* **EXERCISE DESCRIPTION**
Exclude all pictures, then copy each of the records exactly as written.

* **DATASET ROWS**
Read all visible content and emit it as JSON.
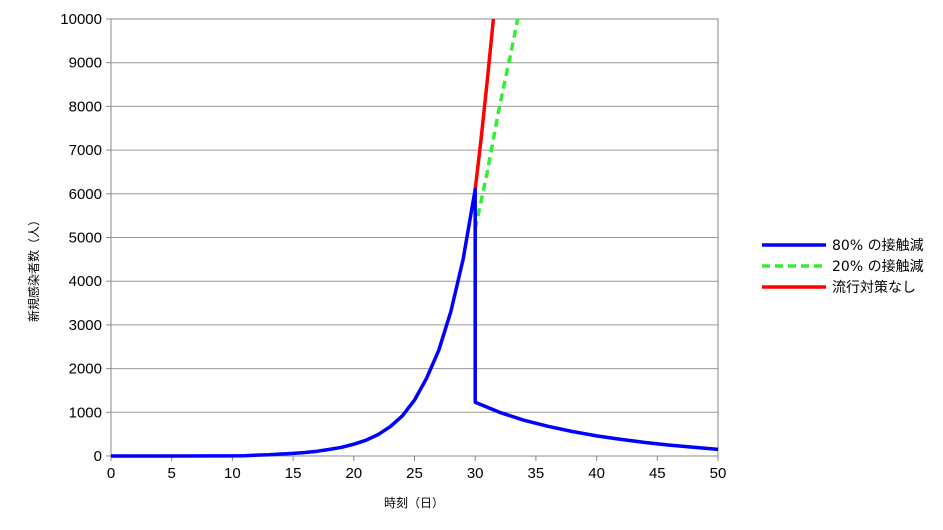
{
  "chart_data": {
    "type": "line",
    "xlabel": "時刻（日）",
    "ylabel": "新規感染者数（人）",
    "xlim": [
      0,
      50
    ],
    "ylim": [
      0,
      10000
    ],
    "x_ticks": [
      0,
      5,
      10,
      15,
      20,
      25,
      30,
      35,
      40,
      45,
      50
    ],
    "y_ticks": [
      0,
      1000,
      2000,
      3000,
      4000,
      5000,
      6000,
      7000,
      8000,
      9000,
      10000
    ],
    "grid": "horizontal",
    "legend_position": "right",
    "series": [
      {
        "name": "80% の接触減",
        "color": "#0000ff",
        "style": "solid",
        "points": [
          [
            0,
            0
          ],
          [
            5,
            0
          ],
          [
            10,
            2
          ],
          [
            11,
            5
          ],
          [
            12,
            20
          ],
          [
            13,
            30
          ],
          [
            14,
            45
          ],
          [
            15,
            60
          ],
          [
            16,
            80
          ],
          [
            17,
            110
          ],
          [
            18,
            150
          ],
          [
            19,
            200
          ],
          [
            20,
            270
          ],
          [
            21,
            360
          ],
          [
            22,
            490
          ],
          [
            23,
            670
          ],
          [
            24,
            920
          ],
          [
            25,
            1280
          ],
          [
            26,
            1780
          ],
          [
            27,
            2420
          ],
          [
            28,
            3310
          ],
          [
            29,
            4500
          ],
          [
            30,
            6100
          ],
          [
            30,
            1230
          ],
          [
            32,
            1000
          ],
          [
            34,
            820
          ],
          [
            36,
            680
          ],
          [
            38,
            560
          ],
          [
            40,
            460
          ],
          [
            42,
            380
          ],
          [
            44,
            310
          ],
          [
            46,
            250
          ],
          [
            48,
            200
          ],
          [
            50,
            150
          ]
        ]
      },
      {
        "name": "20% の接触減",
        "color": "#33ee33",
        "style": "dashed",
        "points": [
          [
            30,
            5200
          ],
          [
            31,
            6500
          ],
          [
            32,
            8000
          ],
          [
            33,
            9300
          ],
          [
            33.5,
            10000
          ]
        ]
      },
      {
        "name": "流行対策なし",
        "color": "#ff0000",
        "style": "solid",
        "points": [
          [
            30,
            6100
          ],
          [
            30.5,
            7300
          ],
          [
            31,
            8600
          ],
          [
            31.5,
            10000
          ]
        ]
      }
    ]
  }
}
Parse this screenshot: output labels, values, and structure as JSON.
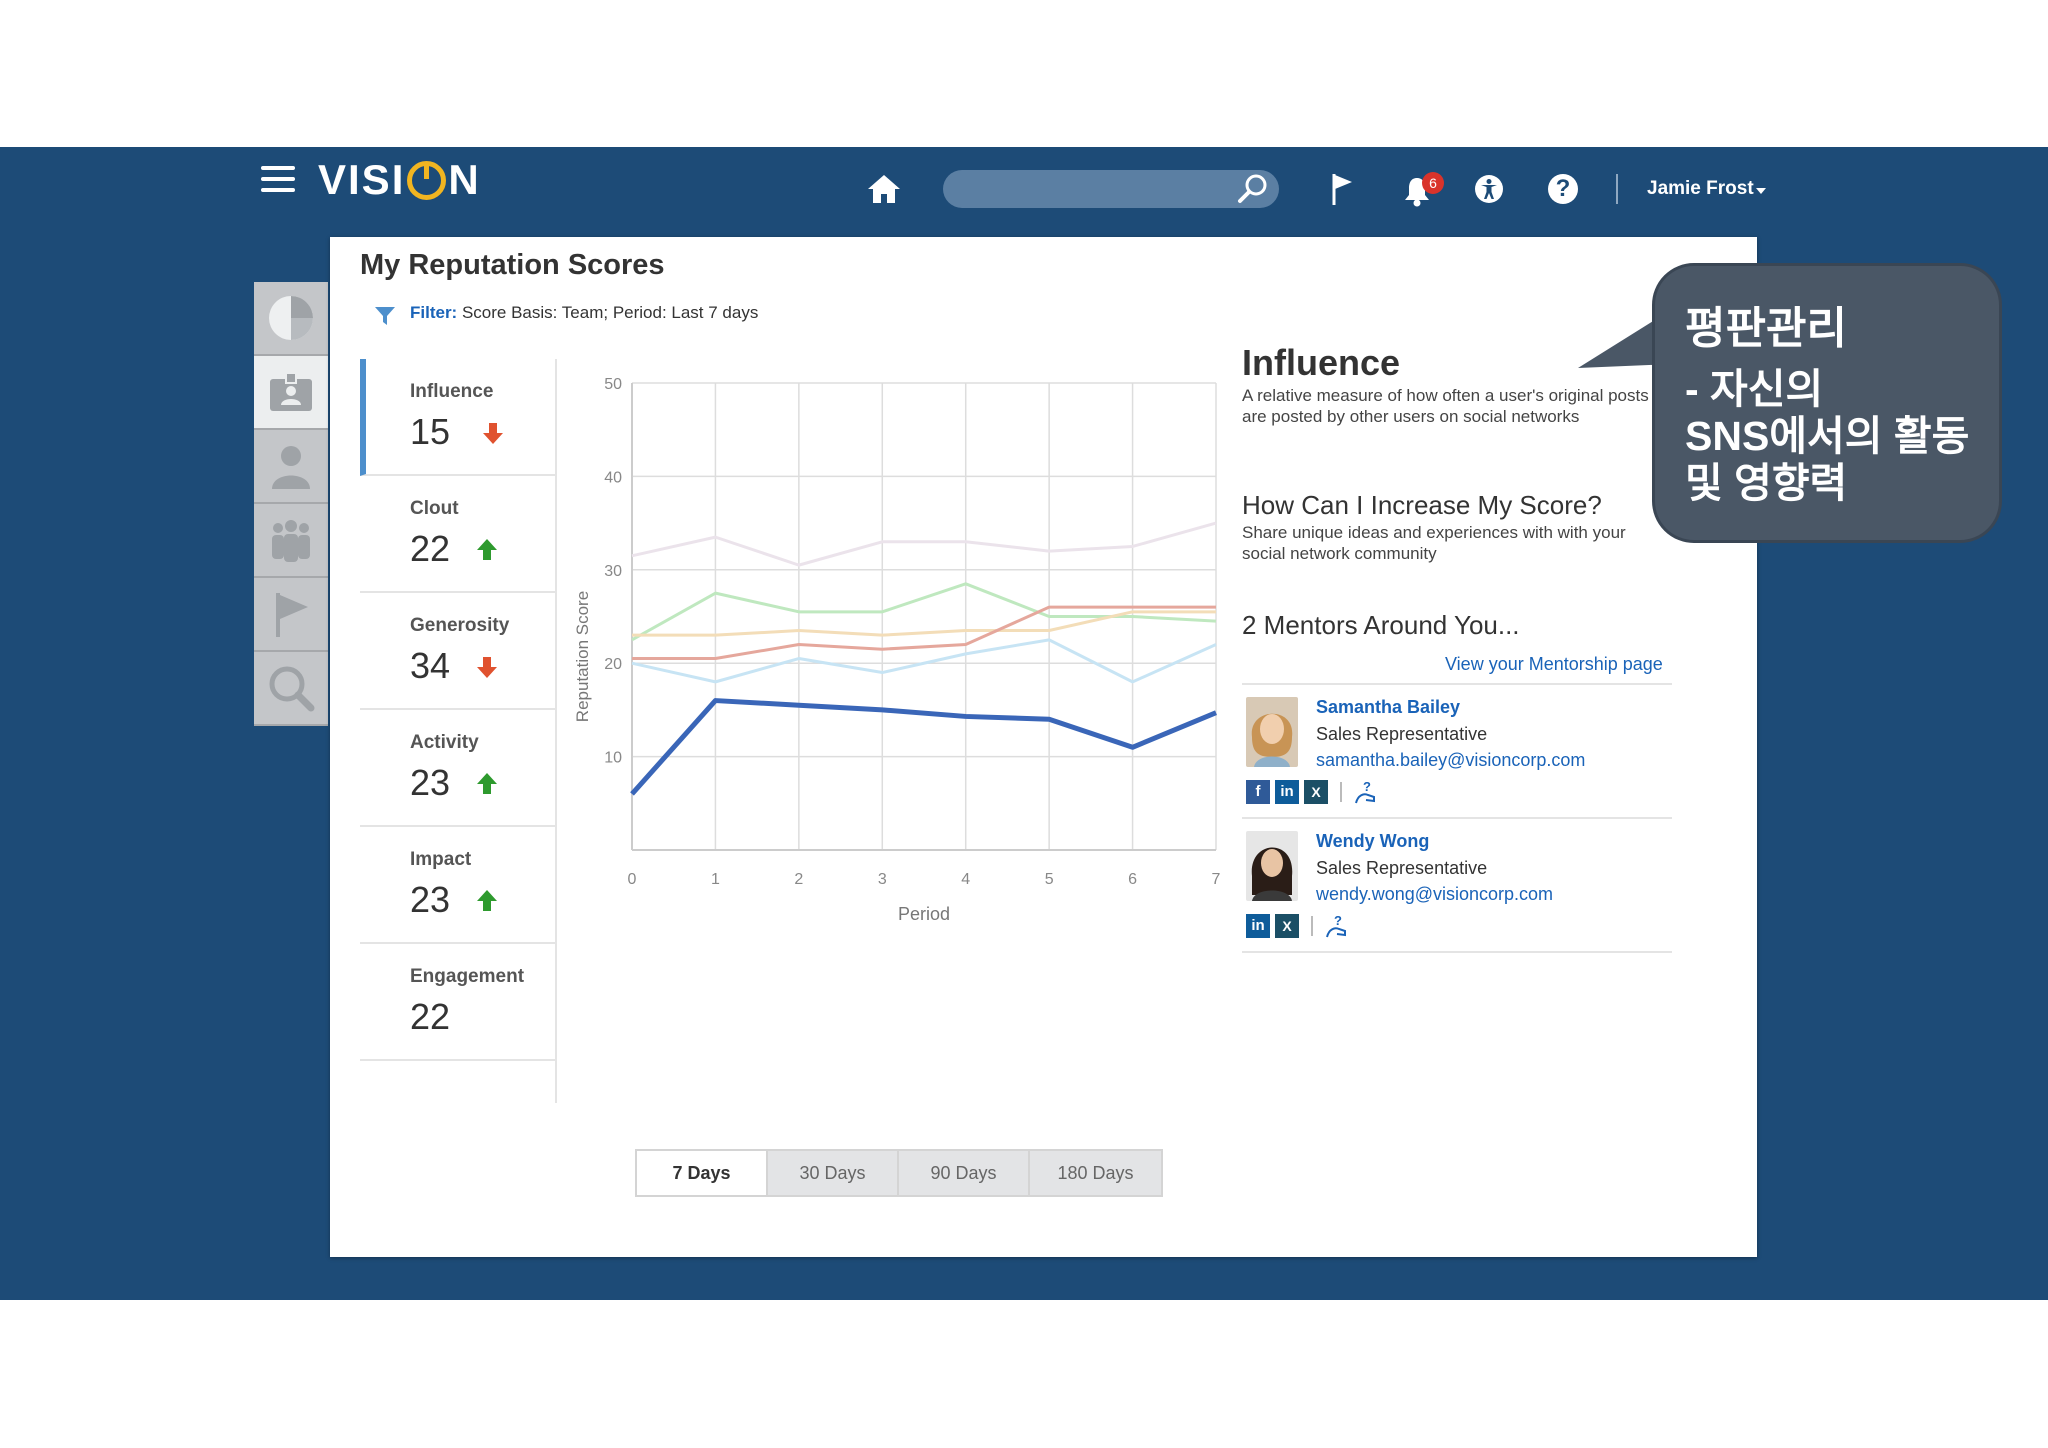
{
  "header": {
    "logo_text_1": "VISI",
    "logo_text_2": "N",
    "notifications_count": "6",
    "user_name": "Jamie Frost"
  },
  "page": {
    "title": "My Reputation Scores",
    "filter_label": "Filter:",
    "filter_text": " Score Basis: Team; Period: Last 7 days"
  },
  "metrics": [
    {
      "label": "Influence",
      "value": "15",
      "trend": "down"
    },
    {
      "label": "Clout",
      "value": "22",
      "trend": "up"
    },
    {
      "label": "Generosity",
      "value": "34",
      "trend": "down"
    },
    {
      "label": "Activity",
      "value": "23",
      "trend": "up"
    },
    {
      "label": "Impact",
      "value": "23",
      "trend": "up"
    },
    {
      "label": "Engagement",
      "value": "22",
      "trend": ""
    }
  ],
  "tabs": [
    {
      "label": "7 Days",
      "active": true
    },
    {
      "label": "30 Days",
      "active": false
    },
    {
      "label": "90 Days",
      "active": false
    },
    {
      "label": "180 Days",
      "active": false
    }
  ],
  "info": {
    "title": "Influence",
    "description": "A relative measure of how often a user's original posts are posted by other users on social networks",
    "increase_title": "How Can I Increase My Score?",
    "increase_desc": "Share unique ideas and experiences with with your social network community",
    "mentors_title": "2 Mentors Around You...",
    "mentor_link": "View your Mentorship page"
  },
  "mentors": [
    {
      "name": "Samantha Bailey",
      "role": "Sales Representative",
      "email": "samantha.bailey@visioncorp.com",
      "socials": [
        "f",
        "in",
        "X"
      ]
    },
    {
      "name": "Wendy Wong",
      "role": "Sales Representative",
      "email": "wendy.wong@visioncorp.com",
      "socials": [
        "in",
        "X"
      ]
    }
  ],
  "callout": {
    "title": "평판관리",
    "line1": "- 자신의",
    "line2": "SNS에서의 활동",
    "line3": "및 영향력"
  },
  "colors": {
    "band": "#1d4b77",
    "accent_blue": "#1a63b8",
    "arrow_down": "#e0522f",
    "arrow_up": "#2e9a2e"
  },
  "chart_data": {
    "type": "line",
    "xlabel": "Period",
    "ylabel": "Reputation Score",
    "xlim": [
      0,
      7
    ],
    "ylim": [
      0,
      50
    ],
    "x_ticks": [
      0,
      1,
      2,
      3,
      4,
      5,
      6,
      7
    ],
    "y_ticks": [
      10,
      20,
      30,
      40,
      50
    ],
    "grid": true,
    "legend_position": "bottom",
    "x": [
      0,
      1,
      2,
      3,
      4,
      5,
      6,
      7
    ],
    "series": [
      {
        "name": "Influence",
        "color": "#3a66b8",
        "values": [
          6,
          16,
          15.5,
          15,
          14.3,
          14,
          11,
          14.7
        ]
      },
      {
        "name": "Clout",
        "color": "#e5a79c",
        "values": [
          20.5,
          20.5,
          22,
          21.5,
          22,
          26,
          26,
          26
        ]
      },
      {
        "name": "Generosity",
        "color": "#ebe3eb",
        "values": [
          31.5,
          33.5,
          30.5,
          33,
          33,
          32,
          32.5,
          35
        ]
      },
      {
        "name": "Activity",
        "color": "#f3ddb8",
        "values": [
          23,
          23,
          23.5,
          23,
          23.5,
          23.5,
          25.5,
          25.5
        ]
      },
      {
        "name": "Impact",
        "color": "#bfe8bf",
        "values": [
          22.5,
          27.5,
          25.5,
          25.5,
          28.5,
          25,
          25,
          24.5
        ]
      },
      {
        "name": "Engagement",
        "color": "#c7e4f4",
        "values": [
          20,
          18,
          20.5,
          19,
          21,
          22.5,
          18,
          22
        ]
      }
    ],
    "legend_colors": [
      "#26477a",
      "#c8432d",
      "#b06ec9",
      "#f3e4a6",
      "#8ed88e",
      "#5bb4e8"
    ]
  }
}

* **EXPECTED ANSWER**
Read all visible content and emit it as JSON.
{
  "chart_data": {
    "type": "line",
    "xlabel": "時刻（日）",
    "ylabel": "新規感染者数（人）",
    "xlim": [
      0,
      50
    ],
    "ylim": [
      0,
      10000
    ],
    "x_ticks": [
      0,
      5,
      10,
      15,
      20,
      25,
      30,
      35,
      40,
      45,
      50
    ],
    "y_ticks": [
      0,
      1000,
      2000,
      3000,
      4000,
      5000,
      6000,
      7000,
      8000,
      9000,
      10000
    ],
    "grid": "horizontal",
    "legend_position": "right",
    "series": [
      {
        "name": "80% の接触減",
        "color": "#0000ff",
        "style": "solid",
        "points": [
          [
            0,
            0
          ],
          [
            5,
            0
          ],
          [
            10,
            2
          ],
          [
            11,
            5
          ],
          [
            12,
            20
          ],
          [
            13,
            30
          ],
          [
            14,
            45
          ],
          [
            15,
            60
          ],
          [
            16,
            80
          ],
          [
            17,
            110
          ],
          [
            18,
            150
          ],
          [
            19,
            200
          ],
          [
            20,
            270
          ],
          [
            21,
            360
          ],
          [
            22,
            490
          ],
          [
            23,
            670
          ],
          [
            24,
            920
          ],
          [
            25,
            1280
          ],
          [
            26,
            1780
          ],
          [
            27,
            2420
          ],
          [
            28,
            3310
          ],
          [
            29,
            4500
          ],
          [
            30,
            6100
          ],
          [
            30,
            1230
          ],
          [
            32,
            1000
          ],
          [
            34,
            820
          ],
          [
            36,
            680
          ],
          [
            38,
            560
          ],
          [
            40,
            460
          ],
          [
            42,
            380
          ],
          [
            44,
            310
          ],
          [
            46,
            250
          ],
          [
            48,
            200
          ],
          [
            50,
            150
          ]
        ]
      },
      {
        "name": "20% の接触減",
        "color": "#33ee33",
        "style": "dashed",
        "points": [
          [
            30,
            5200
          ],
          [
            31,
            6500
          ],
          [
            32,
            8000
          ],
          [
            33,
            9300
          ],
          [
            33.5,
            10000
          ]
        ]
      },
      {
        "name": "流行対策なし",
        "color": "#ff0000",
        "style": "solid",
        "points": [
          [
            30,
            6100
          ],
          [
            30.5,
            7300
          ],
          [
            31,
            8600
          ],
          [
            31.5,
            10000
          ]
        ]
      }
    ]
  }
}
Parse this screenshot: output labels, values, and structure as JSON.
{
  "header": {
    "logo_text_1": "VISI",
    "logo_text_2": "N",
    "notifications_count": "6",
    "user_name": "Jamie Frost"
  },
  "page": {
    "title": "My Reputation Scores",
    "filter_label": "Filter:",
    "filter_text": " Score Basis: Team; Period: Last 7 days"
  },
  "metrics": [
    {
      "label": "Influence",
      "value": "15",
      "trend": "down"
    },
    {
      "label": "Clout",
      "value": "22",
      "trend": "up"
    },
    {
      "label": "Generosity",
      "value": "34",
      "trend": "down"
    },
    {
      "label": "Activity",
      "value": "23",
      "trend": "up"
    },
    {
      "label": "Impact",
      "value": "23",
      "trend": "up"
    },
    {
      "label": "Engagement",
      "value": "22",
      "trend": ""
    }
  ],
  "tabs": [
    {
      "label": "7 Days",
      "active": true
    },
    {
      "label": "30 Days",
      "active": false
    },
    {
      "label": "90 Days",
      "active": false
    },
    {
      "label": "180 Days",
      "active": false
    }
  ],
  "info": {
    "title": "Influence",
    "description": "A relative measure of how often a user's original posts are posted by other users on social networks",
    "increase_title": "How Can I Increase My Score?",
    "increase_desc": "Share unique ideas and experiences with with your social network community",
    "mentors_title": "2 Mentors Around You...",
    "mentor_link": "View your Mentorship page"
  },
  "mentors": [
    {
      "name": "Samantha Bailey",
      "role": "Sales Representative",
      "email": "samantha.bailey@visioncorp.com",
      "socials": [
        "f",
        "in",
        "X"
      ]
    },
    {
      "name": "Wendy Wong",
      "role": "Sales Representative",
      "email": "wendy.wong@visioncorp.com",
      "socials": [
        "in",
        "X"
      ]
    }
  ],
  "callout": {
    "title": "평판관리",
    "line1": "- 자신의",
    "line2": "SNS에서의 활동",
    "line3": "및 영향력"
  },
  "colors": {
    "band": "#1d4b77",
    "accent_blue": "#1a63b8",
    "arrow_down": "#e0522f",
    "arrow_up": "#2e9a2e"
  },
  "chart_data": {
    "type": "line",
    "xlabel": "Period",
    "ylabel": "Reputation Score",
    "xlim": [
      0,
      7
    ],
    "ylim": [
      0,
      50
    ],
    "x_ticks": [
      0,
      1,
      2,
      3,
      4,
      5,
      6,
      7
    ],
    "y_ticks": [
      10,
      20,
      30,
      40,
      50
    ],
    "grid": true,
    "legend_position": "bottom",
    "x": [
      0,
      1,
      2,
      3,
      4,
      5,
      6,
      7
    ],
    "series": [
      {
        "name": "Influence",
        "color": "#3a66b8",
        "values": [
          6,
          16,
          15.5,
          15,
          14.3,
          14,
          11,
          14.7
        ]
      },
      {
        "name": "Clout",
        "color": "#e5a79c",
        "values": [
          20.5,
          20.5,
          22,
          21.5,
          22,
          26,
          26,
          26
        ]
      },
      {
        "name": "Generosity",
        "color": "#ebe3eb",
        "values": [
          31.5,
          33.5,
          30.5,
          33,
          33,
          32,
          32.5,
          35
        ]
      },
      {
        "name": "Activity",
        "color": "#f3ddb8",
        "values": [
          23,
          23,
          23.5,
          23,
          23.5,
          23.5,
          25.5,
          25.5
        ]
      },
      {
        "name": "Impact",
        "color": "#bfe8bf",
        "values": [
          22.5,
          27.5,
          25.5,
          25.5,
          28.5,
          25,
          25,
          24.5
        ]
      },
      {
        "name": "Engagement",
        "color": "#c7e4f4",
        "values": [
          20,
          18,
          20.5,
          19,
          21,
          22.5,
          18,
          22
        ]
      }
    ],
    "legend_colors": [
      "#26477a",
      "#c8432d",
      "#b06ec9",
      "#f3e4a6",
      "#8ed88e",
      "#5bb4e8"
    ]
  }
}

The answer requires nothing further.